* _Goal of the exercise_:
Print out each entry below exactly, please.

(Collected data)
++++
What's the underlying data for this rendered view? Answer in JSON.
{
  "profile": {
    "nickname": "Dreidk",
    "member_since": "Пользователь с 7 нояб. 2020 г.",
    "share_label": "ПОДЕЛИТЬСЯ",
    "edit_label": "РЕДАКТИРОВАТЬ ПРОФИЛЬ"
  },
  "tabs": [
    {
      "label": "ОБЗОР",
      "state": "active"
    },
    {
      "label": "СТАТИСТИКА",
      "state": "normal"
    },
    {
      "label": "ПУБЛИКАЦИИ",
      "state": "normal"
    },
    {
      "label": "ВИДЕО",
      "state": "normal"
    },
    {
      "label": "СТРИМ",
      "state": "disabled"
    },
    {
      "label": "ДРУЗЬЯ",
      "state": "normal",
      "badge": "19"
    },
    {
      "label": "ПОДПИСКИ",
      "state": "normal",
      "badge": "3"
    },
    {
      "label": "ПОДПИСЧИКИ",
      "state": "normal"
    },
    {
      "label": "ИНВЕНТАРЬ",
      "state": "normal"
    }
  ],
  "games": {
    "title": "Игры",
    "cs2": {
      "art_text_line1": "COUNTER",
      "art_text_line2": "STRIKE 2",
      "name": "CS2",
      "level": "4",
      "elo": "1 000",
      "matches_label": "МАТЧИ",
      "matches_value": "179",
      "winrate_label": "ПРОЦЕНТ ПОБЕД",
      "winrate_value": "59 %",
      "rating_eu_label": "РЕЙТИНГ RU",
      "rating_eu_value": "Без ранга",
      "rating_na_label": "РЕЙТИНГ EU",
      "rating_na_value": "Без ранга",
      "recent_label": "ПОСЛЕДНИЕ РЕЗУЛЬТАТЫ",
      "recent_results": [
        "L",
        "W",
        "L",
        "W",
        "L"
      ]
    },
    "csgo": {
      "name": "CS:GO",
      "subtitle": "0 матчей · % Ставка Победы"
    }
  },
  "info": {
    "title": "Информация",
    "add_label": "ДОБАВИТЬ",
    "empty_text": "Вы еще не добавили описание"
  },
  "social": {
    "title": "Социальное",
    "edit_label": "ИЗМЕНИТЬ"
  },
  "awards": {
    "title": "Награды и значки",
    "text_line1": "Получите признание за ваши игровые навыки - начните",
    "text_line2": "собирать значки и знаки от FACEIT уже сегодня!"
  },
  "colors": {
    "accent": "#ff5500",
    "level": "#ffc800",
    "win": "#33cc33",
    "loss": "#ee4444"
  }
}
++++
* _Answer_:
What's the underlying data for this rendered view? Answer in JSON.
{
  "profile": {
    "nickname": "Dreidk",
    "member_since": "Пользователь с 7 нояб. 2020 г.",
    "share_label": "ПОДЕЛИТЬСЯ",
    "edit_label": "РЕДАКТИРОВАТЬ ПРОФИЛЬ"
  },
  "tabs": [
    {
      "label": "ОБЗОР",
      "state": "active"
    },
    {
      "label": "СТАТИСТИКА",
      "state": "normal"
    },
    {
      "label": "ПУБЛИКАЦИИ",
      "state": "normal"
    },
    {
      "label": "ВИДЕО",
      "state": "normal"
    },
    {
      "label": "СТРИМ",
      "state": "disabled"
    },
    {
      "label": "ДРУЗЬЯ",
      "state": "normal",
      "badge": "19"
    },
    {
      "label": "ПОДПИСКИ",
      "state": "normal",
      "badge": "3"
    },
    {
      "label": "ПОДПИСЧИКИ",
      "state": "normal"
    },
    {
      "label": "ИНВЕНТАРЬ",
      "state": "normal"
    }
  ],
  "games": {
    "title": "Игры",
    "cs2": {
      "art_text_line1": "COUNTER",
      "art_text_line2": "STRIKE 2",
      "name": "CS2",
      "level": "4",
      "elo": "1 000",
      "matches_label": "МАТЧИ",
      "matches_value": "179",
      "winrate_label": "ПРОЦЕНТ ПОБЕД",
      "winrate_value": "59 %",
      "rating_eu_label": "РЕЙТИНГ RU",
      "rating_eu_value": "Без ранга",
      "rating_na_label": "РЕЙТИНГ EU",
      "rating_na_value": "Без ранга",
      "recent_label": "ПОСЛЕДНИЕ РЕЗУЛЬТАТЫ",
      "recent_results": [
        "L",
        "W",
        "L",
        "W",
        "L"
      ]
    },
    "csgo": {
      "name": "CS:GO",
      "subtitle": "0 матчей · % Ставка Победы"
    }
  },
  "info": {
    "title": "Информация",
    "add_label": "ДОБАВИТЬ",
    "empty_text": "Вы еще не добавили описание"
  },
  "social": {
    "title": "Социальное",
    "edit_label": "ИЗМЕНИТЬ"
  },
  "awards": {
    "title": "Награды и значки",
    "text_line1": "Получите признание за ваши игровые навыки - начните",
    "text_line2": "собирать значки и знаки от FACEIT уже сегодня!"
  },
  "colors": {
    "accent": "#ff5500",
    "level": "#ffc800",
    "win": "#33cc33",
    "loss": "#ee4444"
  }
}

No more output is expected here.